Return every line of the items that contains the string "class". Case counts.
********************
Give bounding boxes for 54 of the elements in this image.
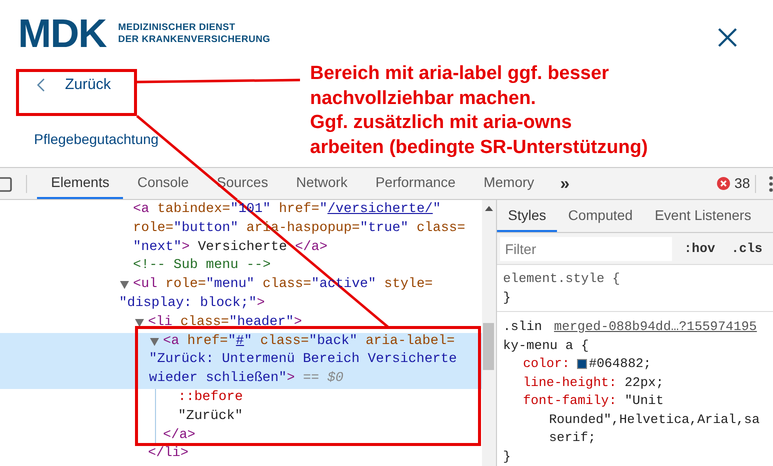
css-value: Rounded",Helvetica,Arial,sa [549,410,760,428]
css-selector: ky-menu a { [503,336,589,354]
expanded-triangle-icon[interactable] [135,318,144,327]
code-line[interactable]: <a href="#" class="back" aria-label= [163,332,455,352]
chevron-left-icon [36,78,45,92]
css-value: serif; [549,429,596,447]
css-value: #064882; [588,355,652,373]
close-icon[interactable] [718,28,737,47]
logo-tagline: MEDIZINISCHER DIENST DER KRANKENVERSICHERUNG [118,22,270,46]
filter-field[interactable]: Filter [500,236,672,261]
code-line[interactable]: </li> [148,445,189,464]
source-link[interactable]: merged-088b94dd…?155974195 [554,318,757,336]
code-line[interactable]: "next"> Versicherte </a> [133,238,328,258]
code-line[interactable]: <li class="header"> [148,314,302,333]
css-property: color: [523,355,570,373]
toggle-button[interactable]: .cls [731,238,762,258]
scrollbar[interactable] [482,200,496,466]
expanded-triangle-icon[interactable] [150,338,159,346]
kebab-menu-icon[interactable] [769,176,773,192]
css-selector: .slin [503,318,542,336]
toggle-button[interactable]: :hov [684,238,716,258]
styles-subtab[interactable]: Event Listeners [644,200,762,232]
code-line[interactable]: "Zurück" [178,408,243,427]
code-line[interactable]: <!-- Sub menu --> [133,257,271,276]
logo-wordmark: MDK [18,14,106,54]
devtools-tab[interactable]: Elements [37,168,124,199]
css-property: font-family: [523,392,617,410]
devtools-tab[interactable]: Memory [470,168,548,199]
css-value: 22px; [624,374,664,392]
back-link[interactable]: Zurück [36,74,111,96]
annotation-text: Bereich mit aria-label ggf. besser nachvollziehbar machen. Ggf. zusätzlich mit aria-owns arbeiten (bedingte SR-Unterstützung) [310,62,648,160]
devtools-tab[interactable]: Console [123,168,203,199]
color-swatch[interactable] [576,359,587,370]
styles-subtab[interactable]: Computed [557,200,644,232]
menu-item[interactable]: Pflegebegutachtung [34,128,159,150]
code-line[interactable]: </a> [163,426,196,446]
devtools-tab[interactable]: Performance [361,168,470,199]
rule-brace: } [503,448,511,466]
css-value: "Unit [624,392,664,410]
more-tabs-button[interactable]: » [560,170,570,196]
css-property: line-height: [523,374,617,392]
css-selector: element.style { [503,270,620,288]
scroll-up-icon[interactable] [485,206,493,211]
error-icon [717,177,730,190]
expanded-triangle-icon[interactable] [120,281,129,290]
devtools-tab[interactable]: Network [282,168,362,199]
code-line[interactable]: wieder schließen"> == $0 [149,370,344,389]
scrollbar-thumb[interactable] [483,323,494,370]
code-line[interactable]: "display: block;"> [119,294,265,314]
rule-brace: } [503,288,511,306]
error-counter[interactable]: 38 [717,173,750,194]
devtools-tab[interactable]: Sources [202,168,282,199]
code-line[interactable]: "Zurück: Untermenü Bereich Versicherte [149,351,457,370]
code-line[interactable]: ::before [178,388,243,408]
********************
[In response]:
code-line[interactable]: <a href="#" class="back" aria-label= [163,332,455,352]
code-line[interactable]: <li class="header"> [148,314,302,333]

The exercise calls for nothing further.